Instructions for the task ▸ Copy all lines that contain the word "every".

[Extracted data entries]
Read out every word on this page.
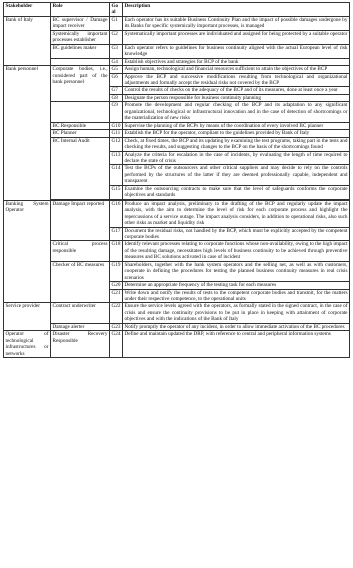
Stakeholder	Role	Goal	Description
Bank of Italy	BC supervisor / Damage impact receiver	G1	Each operator has its suitable Business Continuity Plan and the impact of possible damages undergone by its Banks for specific systemically important processes, is managed
	Systemically important processes establisher	G2	Systematically important processes are individuated and assigned for being protected by a suitable operator
	BC guidelines maker	G3	Each operator refers to guidelines for business continuity aligned with the actual European level of risk knowledge
		G4	Establish objectives and strategies for BCP of the bank
Bank personnel	Corporate bodies, i.e., considered part of the bank personnel	G5	Assign human, technological and financial resources sufficient to attain the objectives of the BCP
		G6	Approve the BCP and successive modifications resulting from technological and organizational adjustments and formally accept the residual risks not covered by the BCP
		G7	Control the results of checks on the adequacy of the BCP and of its measures, done at least once a year
		G8	Designate the person responsible for business continuity planning
		G9	Promote the development and regular checking of the BCP and its adaptation to any significant organizational, technological or infrastructural innovation and in the case of detection of shortcomings or the materialization of new risks
	BC Responsible	G10	Supervise the planning of the BCPs by means of the coordination of every involved BC planner
	BC Planner	G11	Establish the BCP for the operator, compliant to the guidelines provided by Bank of Italy
	BC Internal Audit	G12	Check, at fixed times, the BCP and its updating by examining the test programs, taking part in the tests and checking the results, and suggesting changes to the BCP on the basis of the shortcomings found
		G13	Analyze the criteria for escalation in the case of incidents, by evaluating the length of time required to declare the state of crisis
		G14	Test the BCPs of the outsourcers and other critical suppliers and may decide to rely on the controls performed by the structures of the latter if they are deemed professionally capable, independent and transparent
		G15	Examine the outsourcing contracts to make sure that the level of safeguards conforms the corporate objectives and standards

Banking System Operator	Damage Impact reported	G16	Produce an impact analysis, preliminary to the drafting of the BCP and regularly update the impact analysis, with the aim to determine the level of risk for each corporate process and highlight the repercussions of a service outage. The impact analysis considers, in addition to operational risks, also such other risks as market and liquidity risk
		G17	Document the residual risks, not handled by the BCP, which must be explicitly accepted by the competent corporate bodies
	Critical process responsible	G18	Identify relevant processes relating to corporate functions whose non-availability, owing to the high impact of the resulting damage, necessitates high levels of business continuity to be achieved through preventive measures and BC solutions activated in case of incident
	Checker of BC measures	G19	Shareholders, together with the bank system operators and the selling net, as well as with customers, cooperate in defining the procedures for testing the planned business continuity measures in real crisis scenarios
		G20	Determine an appropriate frequency of the testing task for each measures
		G21	Write down and notify the results of tests to the competent corporate bodies and transmit, for the matters under their respective competence, to the operational units
Service provider	Contract underwriter	G22	Ensure the service levels agreed with the operators, as formally stated in the signed contract, in the case of crisis and ensure the continuity provisions to be put in place in keeping with attainment of corporate objectives and with the indications of the Bank of Italy
	Damage alerter	G23	Notify promptly the operator of any incident, in order to allow immediate activation of the BC procedures
Operator of technological infrastructures or networks	Disaster Recovery Responsible	G24	Define and maintain updated the DRP, with reference to central and peripheral information systems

Task answer ▸
Read out every word on this page.
	BC Responsible	G10	Supervise the planning of the BCPs by means of the coordination of every involved BC planner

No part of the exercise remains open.